• [MATERIAL PROVIDED]:
····················
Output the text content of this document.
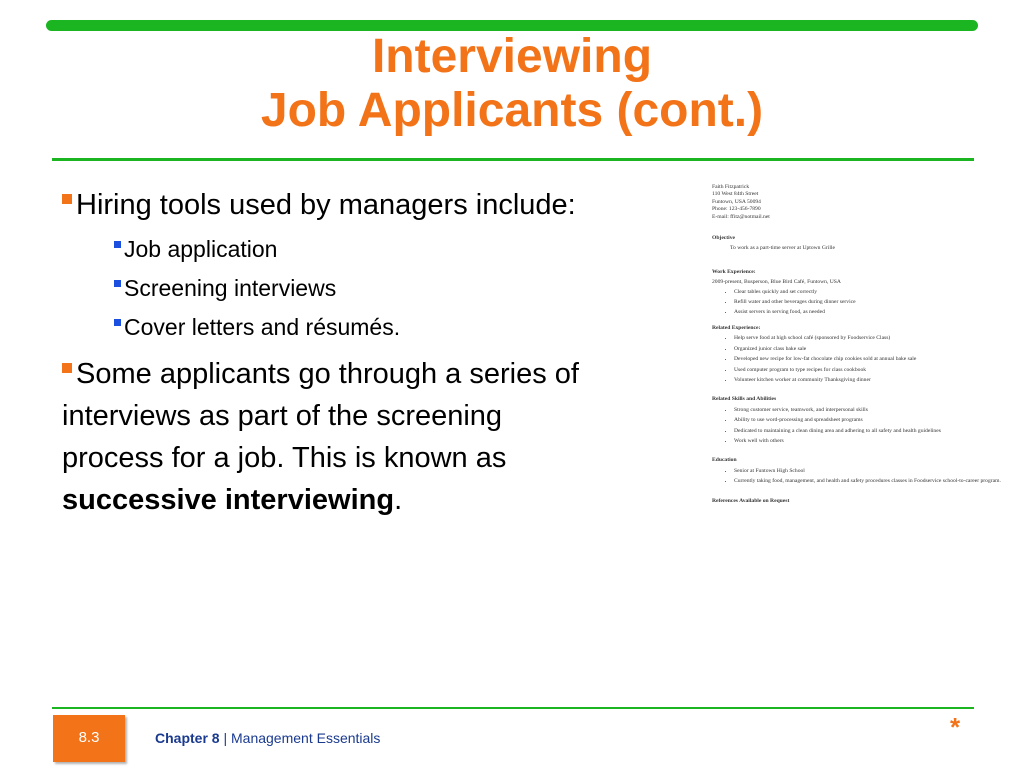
Interviewing
Job Applicants (cont.)
Hiring tools used by managers include:
Job application
Screening interviews
Cover letters and résumés.
Some applicants go through a series of interviews as part of the screening process for a job. This is known as successive interviewing.
Faith Fitzpatrick
110 West 84th Street
Funtown, USA 50094
Phone: 123-456-7890
E-mail: ffitz@notmail.net
Objective
To work as a part-time server at Uptown Grille
Work Experience:
2009-present, Busperson, Blue Bird Café, Funtown, USA
• Clear tables quickly and set correctly
• Refill water and other beverages during dinner service
• Assist servers in serving food, as needed
Related Experience:
• Help serve food at high school café (sponsored by Foodservice Class)
• Organized junior class bake sale
• Developed new recipe for low-fat chocolate chip cookies sold at annual bake sale
• Used computer program to type recipes for class cookbook
• Volunteer kitchen worker at community Thanksgiving dinner
Related Skills and Abilities
• Strong customer service, teamwork, and interpersonal skills
• Ability to use word-processing and spreadsheet programs
• Dedicated to maintaining a clean dining area and adhering to all safety and health guidelines
• Work well with others
Education
• Senior at Funtown High School
• Currently taking food, management, and health and safety procedures classes in Foodservice school-to-career program.
References Available on Request
8.3	Chapter 8 | Management Essentials	*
····················
• [STATED PROBLEM]:
Return each line exactly as written. Any picture gets left out.

• [REPLY]:
Output the text content of this document.
Interviewing
Job Applicants (cont.)
Hiring tools used by managers include:
Job application
Screening interviews
Cover letters and résumés.
Some applicants go through a series of interviews as part of the screening process for a job. This is known as successive interviewing.
Faith Fitzpatrick
110 West 84th Street
Funtown, USA 50094
Phone: 123-456-7890
E-mail: ffitz@notmail.net
Objective
To work as a part-time server at Uptown Grille
Work Experience:
2009-present, Busperson, Blue Bird Café, Funtown, USA
• Clear tables quickly and set correctly
• Refill water and other beverages during dinner service
• Assist servers in serving food, as needed
Related Experience:
• Help serve food at high school café (sponsored by Foodservice Class)
• Organized junior class bake sale
• Developed new recipe for low-fat chocolate chip cookies sold at annual bake sale
• Used computer program to type recipes for class cookbook
• Volunteer kitchen worker at community Thanksgiving dinner
Related Skills and Abilities
• Strong customer service, teamwork, and interpersonal skills
• Ability to use word-processing and spreadsheet programs
• Dedicated to maintaining a clean dining area and adhering to all safety and health guidelines
• Work well with others
Education
• Senior at Funtown High School
• Currently taking food, management, and health and safety procedures classes in Foodservice school-to-career program.
References Available on Request
8.3	Chapter 8 | Management Essentials	*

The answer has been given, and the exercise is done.